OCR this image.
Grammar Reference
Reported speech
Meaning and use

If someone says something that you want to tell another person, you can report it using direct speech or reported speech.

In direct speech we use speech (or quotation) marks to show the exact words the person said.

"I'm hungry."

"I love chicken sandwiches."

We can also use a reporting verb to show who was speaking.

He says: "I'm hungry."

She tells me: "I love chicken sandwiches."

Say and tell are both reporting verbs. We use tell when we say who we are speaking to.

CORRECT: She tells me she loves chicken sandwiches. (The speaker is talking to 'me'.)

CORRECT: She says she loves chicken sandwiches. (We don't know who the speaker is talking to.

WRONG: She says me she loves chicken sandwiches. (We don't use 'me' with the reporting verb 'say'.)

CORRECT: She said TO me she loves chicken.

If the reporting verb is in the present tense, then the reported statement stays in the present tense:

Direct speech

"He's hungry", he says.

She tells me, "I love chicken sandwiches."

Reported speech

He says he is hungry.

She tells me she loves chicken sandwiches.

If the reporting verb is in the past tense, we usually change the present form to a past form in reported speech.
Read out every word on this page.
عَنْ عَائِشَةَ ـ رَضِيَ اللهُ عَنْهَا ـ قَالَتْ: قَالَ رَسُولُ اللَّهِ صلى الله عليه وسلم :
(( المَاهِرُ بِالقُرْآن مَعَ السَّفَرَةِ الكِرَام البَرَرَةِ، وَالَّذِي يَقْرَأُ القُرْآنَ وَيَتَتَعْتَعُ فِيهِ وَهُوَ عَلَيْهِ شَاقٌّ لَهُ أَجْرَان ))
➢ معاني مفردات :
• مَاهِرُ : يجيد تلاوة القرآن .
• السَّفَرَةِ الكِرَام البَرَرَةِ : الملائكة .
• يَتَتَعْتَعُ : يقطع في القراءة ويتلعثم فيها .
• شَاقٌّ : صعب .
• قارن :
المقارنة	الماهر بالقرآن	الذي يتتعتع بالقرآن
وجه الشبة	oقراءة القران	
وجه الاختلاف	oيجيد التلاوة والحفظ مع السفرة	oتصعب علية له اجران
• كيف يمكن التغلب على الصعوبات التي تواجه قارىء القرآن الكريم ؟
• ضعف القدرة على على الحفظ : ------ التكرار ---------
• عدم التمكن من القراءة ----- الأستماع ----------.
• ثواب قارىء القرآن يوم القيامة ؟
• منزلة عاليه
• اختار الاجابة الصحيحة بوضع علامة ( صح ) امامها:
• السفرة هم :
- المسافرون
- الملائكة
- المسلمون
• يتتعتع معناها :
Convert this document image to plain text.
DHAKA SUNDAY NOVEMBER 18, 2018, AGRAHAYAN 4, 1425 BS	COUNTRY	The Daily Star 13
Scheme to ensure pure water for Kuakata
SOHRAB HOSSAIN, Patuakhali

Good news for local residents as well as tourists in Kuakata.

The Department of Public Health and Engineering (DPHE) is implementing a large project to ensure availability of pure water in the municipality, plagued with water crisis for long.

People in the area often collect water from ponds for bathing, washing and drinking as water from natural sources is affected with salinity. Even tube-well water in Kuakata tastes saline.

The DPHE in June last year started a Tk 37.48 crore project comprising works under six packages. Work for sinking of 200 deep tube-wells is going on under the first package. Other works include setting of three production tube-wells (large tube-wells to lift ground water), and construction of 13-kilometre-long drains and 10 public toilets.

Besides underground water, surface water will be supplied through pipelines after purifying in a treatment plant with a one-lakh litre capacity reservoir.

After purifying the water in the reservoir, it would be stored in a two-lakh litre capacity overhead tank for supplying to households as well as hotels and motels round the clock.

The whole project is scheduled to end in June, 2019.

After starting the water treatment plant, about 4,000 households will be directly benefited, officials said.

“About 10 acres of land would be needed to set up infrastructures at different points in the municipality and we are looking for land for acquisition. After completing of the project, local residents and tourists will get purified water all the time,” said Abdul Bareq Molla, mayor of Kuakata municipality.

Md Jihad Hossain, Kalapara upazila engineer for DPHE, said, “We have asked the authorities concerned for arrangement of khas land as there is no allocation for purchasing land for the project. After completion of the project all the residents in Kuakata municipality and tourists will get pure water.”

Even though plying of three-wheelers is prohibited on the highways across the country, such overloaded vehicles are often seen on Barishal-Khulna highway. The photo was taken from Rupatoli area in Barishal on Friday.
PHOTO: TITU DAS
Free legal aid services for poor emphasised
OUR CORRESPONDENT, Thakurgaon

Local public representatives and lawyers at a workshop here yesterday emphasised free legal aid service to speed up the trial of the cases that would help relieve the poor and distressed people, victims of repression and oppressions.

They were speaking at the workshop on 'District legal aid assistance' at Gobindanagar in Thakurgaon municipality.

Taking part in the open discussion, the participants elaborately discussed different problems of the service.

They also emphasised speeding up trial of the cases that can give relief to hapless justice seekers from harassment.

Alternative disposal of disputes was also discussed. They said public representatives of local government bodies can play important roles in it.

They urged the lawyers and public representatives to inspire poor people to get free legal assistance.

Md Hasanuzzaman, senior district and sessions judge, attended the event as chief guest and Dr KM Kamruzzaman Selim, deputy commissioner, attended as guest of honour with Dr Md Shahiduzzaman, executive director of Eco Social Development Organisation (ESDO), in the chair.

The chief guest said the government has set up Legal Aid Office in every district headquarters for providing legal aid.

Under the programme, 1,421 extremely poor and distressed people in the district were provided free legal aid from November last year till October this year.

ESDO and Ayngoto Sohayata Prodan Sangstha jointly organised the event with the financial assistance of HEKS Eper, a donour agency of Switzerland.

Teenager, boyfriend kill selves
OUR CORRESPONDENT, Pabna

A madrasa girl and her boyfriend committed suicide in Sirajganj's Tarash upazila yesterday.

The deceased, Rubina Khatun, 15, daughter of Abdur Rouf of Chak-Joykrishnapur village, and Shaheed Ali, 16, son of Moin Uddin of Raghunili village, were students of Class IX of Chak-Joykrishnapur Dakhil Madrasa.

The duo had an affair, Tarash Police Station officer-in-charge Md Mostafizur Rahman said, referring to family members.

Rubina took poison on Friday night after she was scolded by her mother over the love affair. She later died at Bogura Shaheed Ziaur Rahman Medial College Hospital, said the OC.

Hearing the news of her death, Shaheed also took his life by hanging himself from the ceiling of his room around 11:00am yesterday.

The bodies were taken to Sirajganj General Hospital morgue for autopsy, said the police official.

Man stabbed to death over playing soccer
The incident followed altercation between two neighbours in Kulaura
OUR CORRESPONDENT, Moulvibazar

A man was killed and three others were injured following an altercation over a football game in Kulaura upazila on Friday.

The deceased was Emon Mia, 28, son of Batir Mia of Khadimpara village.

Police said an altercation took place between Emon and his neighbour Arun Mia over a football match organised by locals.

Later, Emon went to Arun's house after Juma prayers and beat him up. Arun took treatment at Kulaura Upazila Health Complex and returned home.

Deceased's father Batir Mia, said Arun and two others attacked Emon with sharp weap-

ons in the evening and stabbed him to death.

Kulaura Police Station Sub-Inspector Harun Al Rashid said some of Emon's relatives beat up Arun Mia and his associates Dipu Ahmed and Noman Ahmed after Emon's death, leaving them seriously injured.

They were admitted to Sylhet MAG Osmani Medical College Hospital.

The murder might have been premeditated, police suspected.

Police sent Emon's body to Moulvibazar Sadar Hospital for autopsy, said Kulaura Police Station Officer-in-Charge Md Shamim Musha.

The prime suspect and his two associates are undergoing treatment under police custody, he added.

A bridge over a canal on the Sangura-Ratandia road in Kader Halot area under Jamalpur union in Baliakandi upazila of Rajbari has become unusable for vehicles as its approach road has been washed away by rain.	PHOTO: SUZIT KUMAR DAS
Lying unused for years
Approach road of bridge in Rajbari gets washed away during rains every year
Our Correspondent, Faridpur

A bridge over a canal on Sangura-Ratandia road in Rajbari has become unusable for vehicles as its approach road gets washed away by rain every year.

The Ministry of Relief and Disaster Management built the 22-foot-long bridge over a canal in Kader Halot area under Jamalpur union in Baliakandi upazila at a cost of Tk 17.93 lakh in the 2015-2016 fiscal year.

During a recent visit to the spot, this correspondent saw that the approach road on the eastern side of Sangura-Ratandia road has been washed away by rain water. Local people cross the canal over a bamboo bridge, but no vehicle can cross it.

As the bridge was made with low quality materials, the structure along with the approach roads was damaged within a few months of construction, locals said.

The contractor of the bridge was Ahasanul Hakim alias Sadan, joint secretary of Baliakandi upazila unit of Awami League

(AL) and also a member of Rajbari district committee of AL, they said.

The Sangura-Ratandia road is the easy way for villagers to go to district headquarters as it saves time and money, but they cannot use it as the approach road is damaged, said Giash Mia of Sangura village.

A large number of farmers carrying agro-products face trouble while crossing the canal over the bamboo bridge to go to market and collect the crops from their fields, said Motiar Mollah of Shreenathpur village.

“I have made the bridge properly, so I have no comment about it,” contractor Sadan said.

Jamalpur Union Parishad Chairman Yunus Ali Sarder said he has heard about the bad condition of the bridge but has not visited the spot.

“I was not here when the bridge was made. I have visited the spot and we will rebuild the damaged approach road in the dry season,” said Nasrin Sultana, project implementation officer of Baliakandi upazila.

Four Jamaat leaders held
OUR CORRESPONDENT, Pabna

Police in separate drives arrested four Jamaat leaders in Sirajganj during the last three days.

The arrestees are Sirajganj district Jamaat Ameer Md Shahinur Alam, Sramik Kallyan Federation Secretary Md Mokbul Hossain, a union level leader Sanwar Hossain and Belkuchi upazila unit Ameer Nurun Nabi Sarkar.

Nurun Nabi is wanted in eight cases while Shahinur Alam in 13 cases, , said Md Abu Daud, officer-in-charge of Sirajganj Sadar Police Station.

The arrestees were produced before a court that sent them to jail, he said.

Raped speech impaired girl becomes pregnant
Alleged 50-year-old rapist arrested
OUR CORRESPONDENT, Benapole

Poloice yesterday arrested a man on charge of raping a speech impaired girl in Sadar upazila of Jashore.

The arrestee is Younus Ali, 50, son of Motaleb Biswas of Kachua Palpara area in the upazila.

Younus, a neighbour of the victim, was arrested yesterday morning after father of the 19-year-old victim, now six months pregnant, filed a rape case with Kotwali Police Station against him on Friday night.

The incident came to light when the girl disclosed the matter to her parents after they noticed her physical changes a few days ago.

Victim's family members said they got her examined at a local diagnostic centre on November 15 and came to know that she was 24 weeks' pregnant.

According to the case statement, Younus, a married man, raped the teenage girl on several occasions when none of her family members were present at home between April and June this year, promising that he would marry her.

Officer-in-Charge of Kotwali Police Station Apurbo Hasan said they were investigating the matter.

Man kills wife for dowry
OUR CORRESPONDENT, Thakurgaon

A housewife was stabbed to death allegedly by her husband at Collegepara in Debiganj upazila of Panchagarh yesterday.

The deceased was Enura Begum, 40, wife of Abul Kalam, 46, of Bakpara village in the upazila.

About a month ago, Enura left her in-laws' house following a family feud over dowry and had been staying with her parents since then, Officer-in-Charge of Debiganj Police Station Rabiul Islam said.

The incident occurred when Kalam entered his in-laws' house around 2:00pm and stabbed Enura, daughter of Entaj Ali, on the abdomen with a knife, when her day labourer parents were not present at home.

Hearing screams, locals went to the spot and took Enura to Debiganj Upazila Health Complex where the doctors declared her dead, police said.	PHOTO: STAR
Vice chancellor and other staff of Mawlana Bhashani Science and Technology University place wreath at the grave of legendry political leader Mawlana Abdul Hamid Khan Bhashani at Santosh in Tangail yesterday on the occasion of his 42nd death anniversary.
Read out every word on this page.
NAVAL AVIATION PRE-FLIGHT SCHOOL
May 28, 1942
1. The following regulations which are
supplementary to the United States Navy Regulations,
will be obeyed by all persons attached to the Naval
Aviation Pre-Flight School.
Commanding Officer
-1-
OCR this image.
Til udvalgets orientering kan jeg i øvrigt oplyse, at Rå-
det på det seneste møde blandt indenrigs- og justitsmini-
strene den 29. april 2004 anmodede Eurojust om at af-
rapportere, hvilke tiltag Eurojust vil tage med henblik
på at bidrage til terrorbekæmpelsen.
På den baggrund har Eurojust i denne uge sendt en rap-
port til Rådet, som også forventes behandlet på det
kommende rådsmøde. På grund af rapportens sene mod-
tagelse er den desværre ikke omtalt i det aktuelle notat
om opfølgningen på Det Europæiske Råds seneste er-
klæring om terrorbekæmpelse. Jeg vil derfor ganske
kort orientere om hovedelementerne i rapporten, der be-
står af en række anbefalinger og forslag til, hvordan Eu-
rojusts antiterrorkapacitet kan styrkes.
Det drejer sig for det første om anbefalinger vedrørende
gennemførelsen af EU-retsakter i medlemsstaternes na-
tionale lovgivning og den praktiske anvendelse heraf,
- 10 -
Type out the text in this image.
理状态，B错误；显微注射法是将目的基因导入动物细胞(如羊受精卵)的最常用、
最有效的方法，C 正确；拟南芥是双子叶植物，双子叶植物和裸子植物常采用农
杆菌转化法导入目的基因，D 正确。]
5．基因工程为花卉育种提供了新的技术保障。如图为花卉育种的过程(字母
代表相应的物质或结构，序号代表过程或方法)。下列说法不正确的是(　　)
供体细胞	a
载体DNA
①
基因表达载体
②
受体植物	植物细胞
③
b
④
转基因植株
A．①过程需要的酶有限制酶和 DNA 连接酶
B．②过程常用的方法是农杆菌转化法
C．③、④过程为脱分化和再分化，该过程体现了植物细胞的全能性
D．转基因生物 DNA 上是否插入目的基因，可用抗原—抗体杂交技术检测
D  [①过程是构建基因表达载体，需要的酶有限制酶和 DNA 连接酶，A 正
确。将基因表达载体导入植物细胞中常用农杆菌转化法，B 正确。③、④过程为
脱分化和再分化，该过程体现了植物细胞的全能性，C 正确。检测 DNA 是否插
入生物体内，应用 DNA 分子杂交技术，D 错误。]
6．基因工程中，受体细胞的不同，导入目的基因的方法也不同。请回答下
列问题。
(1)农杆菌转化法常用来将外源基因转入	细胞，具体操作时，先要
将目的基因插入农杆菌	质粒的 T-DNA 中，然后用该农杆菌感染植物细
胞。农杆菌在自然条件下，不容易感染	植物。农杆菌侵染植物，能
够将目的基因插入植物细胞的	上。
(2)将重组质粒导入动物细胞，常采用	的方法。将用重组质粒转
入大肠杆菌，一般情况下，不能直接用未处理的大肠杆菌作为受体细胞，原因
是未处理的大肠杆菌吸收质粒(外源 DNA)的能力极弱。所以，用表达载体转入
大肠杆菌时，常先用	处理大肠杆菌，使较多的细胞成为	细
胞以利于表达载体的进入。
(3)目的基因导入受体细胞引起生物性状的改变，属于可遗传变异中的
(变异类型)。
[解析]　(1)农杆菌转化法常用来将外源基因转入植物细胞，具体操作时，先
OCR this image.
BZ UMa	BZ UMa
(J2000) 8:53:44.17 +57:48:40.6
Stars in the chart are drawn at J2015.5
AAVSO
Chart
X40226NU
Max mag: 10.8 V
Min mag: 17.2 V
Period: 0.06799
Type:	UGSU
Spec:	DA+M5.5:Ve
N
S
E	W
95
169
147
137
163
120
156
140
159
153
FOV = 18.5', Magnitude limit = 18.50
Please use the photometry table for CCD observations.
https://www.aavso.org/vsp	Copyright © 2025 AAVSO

**WHAT YOU WILL DO**
Your task is to gather all lines from the entries above that hold the word "litre".

**ANSWER IN FULL**
Besides underground water, surface water will be supplied through pipelines after purifying in a treatment plant with a one-lakh litre capacity reservoir.
After purifying the water in the reservoir, it would be stored in a two-lakh litre capacity overhead tank for supplying to households as well as hotels and motels round the clock.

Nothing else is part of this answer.